* Do this
Repeat all of the material below exactly as written, images excluded.

Start of Provided entries

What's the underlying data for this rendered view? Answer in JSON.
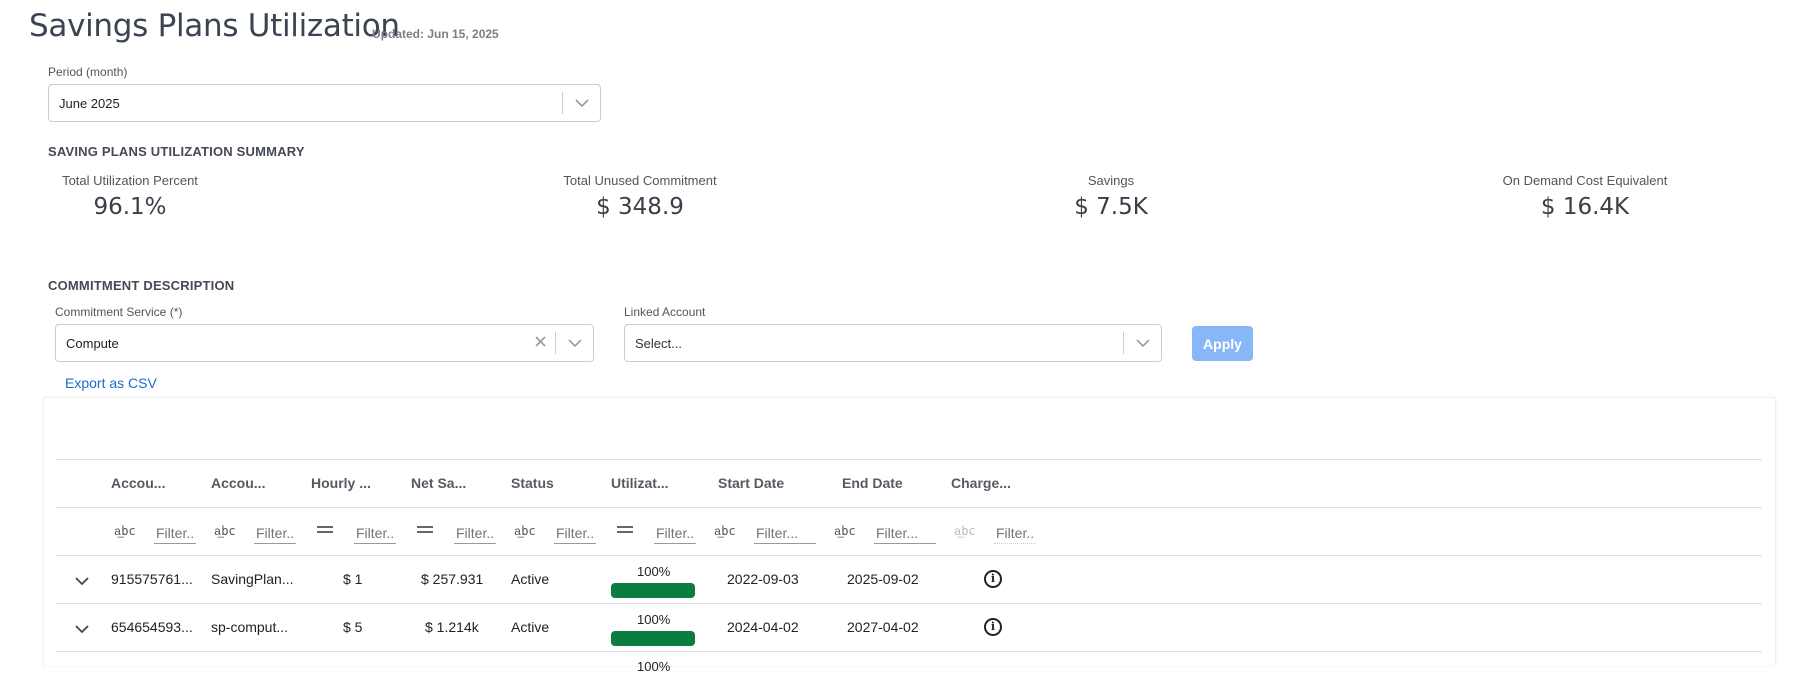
{
  "page": {
    "title": "Savings Plans Utilization",
    "updated": "Updated: Jun 15, 2025"
  },
  "period": {
    "label": "Period (month)",
    "value": "June 2025"
  },
  "summary": {
    "heading": "SAVING PLANS UTILIZATION SUMMARY",
    "kpis": [
      {
        "label": "Total Utilization Percent",
        "value": "96.1%"
      },
      {
        "label": "Total Unused Commitment",
        "value": "$ 348.9"
      },
      {
        "label": "Savings",
        "value": "$ 7.5K"
      },
      {
        "label": "On Demand Cost Equivalent",
        "value": "$ 16.4K"
      }
    ]
  },
  "commitment": {
    "heading": "COMMITMENT DESCRIPTION",
    "service_label": "Commitment Service (*)",
    "service_value": "Compute",
    "linked_label": "Linked Account",
    "linked_placeholder": "Select...",
    "apply_label": "Apply",
    "export_label": "Export as CSV"
  },
  "table": {
    "columns": [
      "Accou...",
      "Accou...",
      "Hourly ...",
      "Net Sa...",
      "Status",
      "Utilizat...",
      "Start Date",
      "End Date",
      "Charge..."
    ],
    "filter_placeholder": "Filter...",
    "filter_icons": {
      "text": "a͟bc",
      "number": "="
    },
    "rows": [
      {
        "account_id": "915575761...",
        "account_name": "SavingPlan...",
        "hourly": "$ 1",
        "net_savings": "$ 257.931",
        "status": "Active",
        "utilization_label": "100%",
        "utilization": 1.0,
        "start": "2022-09-03",
        "end": "2025-09-02"
      },
      {
        "account_id": "654654593...",
        "account_name": "sp-comput...",
        "hourly": "$ 5",
        "net_savings": "$ 1.214k",
        "status": "Active",
        "utilization_label": "100%",
        "utilization": 1.0,
        "start": "2024-04-02",
        "end": "2027-04-02"
      },
      {
        "account_id": "",
        "account_name": "",
        "hourly": "",
        "net_savings": "",
        "status": "",
        "utilization_label": "100%",
        "utilization": 1.0,
        "start": "",
        "end": ""
      }
    ]
  },
  "colors": {
    "accent": "#1b6ad2",
    "apply_bg": "#88b7f7",
    "util_bar": "#0a7d41"
  },
  "icons": {
    "chevron": "chevron-down-icon",
    "clear": "clear-icon",
    "info": "info-icon",
    "expand": "expand-row-icon"
  }
}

End of Provided entries

* Answer to this exercise
What's the underlying data for this rendered view? Answer in JSON.
{
  "page": {
    "title": "Savings Plans Utilization",
    "updated": "Updated: Jun 15, 2025"
  },
  "period": {
    "label": "Period (month)",
    "value": "June 2025"
  },
  "summary": {
    "heading": "SAVING PLANS UTILIZATION SUMMARY",
    "kpis": [
      {
        "label": "Total Utilization Percent",
        "value": "96.1%"
      },
      {
        "label": "Total Unused Commitment",
        "value": "$ 348.9"
      },
      {
        "label": "Savings",
        "value": "$ 7.5K"
      },
      {
        "label": "On Demand Cost Equivalent",
        "value": "$ 16.4K"
      }
    ]
  },
  "commitment": {
    "heading": "COMMITMENT DESCRIPTION",
    "service_label": "Commitment Service (*)",
    "service_value": "Compute",
    "linked_label": "Linked Account",
    "linked_placeholder": "Select...",
    "apply_label": "Apply",
    "export_label": "Export as CSV"
  },
  "table": {
    "columns": [
      "Accou...",
      "Accou...",
      "Hourly ...",
      "Net Sa...",
      "Status",
      "Utilizat...",
      "Start Date",
      "End Date",
      "Charge..."
    ],
    "filter_placeholder": "Filter...",
    "filter_icons": {
      "text": "a͟bc",
      "number": "="
    },
    "rows": [
      {
        "account_id": "915575761...",
        "account_name": "SavingPlan...",
        "hourly": "$ 1",
        "net_savings": "$ 257.931",
        "status": "Active",
        "utilization_label": "100%",
        "utilization": 1.0,
        "start": "2022-09-03",
        "end": "2025-09-02"
      },
      {
        "account_id": "654654593...",
        "account_name": "sp-comput...",
        "hourly": "$ 5",
        "net_savings": "$ 1.214k",
        "status": "Active",
        "utilization_label": "100%",
        "utilization": 1.0,
        "start": "2024-04-02",
        "end": "2027-04-02"
      },
      {
        "account_id": "",
        "account_name": "",
        "hourly": "",
        "net_savings": "",
        "status": "",
        "utilization_label": "100%",
        "utilization": 1.0,
        "start": "",
        "end": ""
      }
    ]
  },
  "colors": {
    "accent": "#1b6ad2",
    "apply_bg": "#88b7f7",
    "util_bar": "#0a7d41"
  },
  "icons": {
    "chevron": "chevron-down-icon",
    "clear": "clear-icon",
    "info": "info-icon",
    "expand": "expand-row-icon"
  }
}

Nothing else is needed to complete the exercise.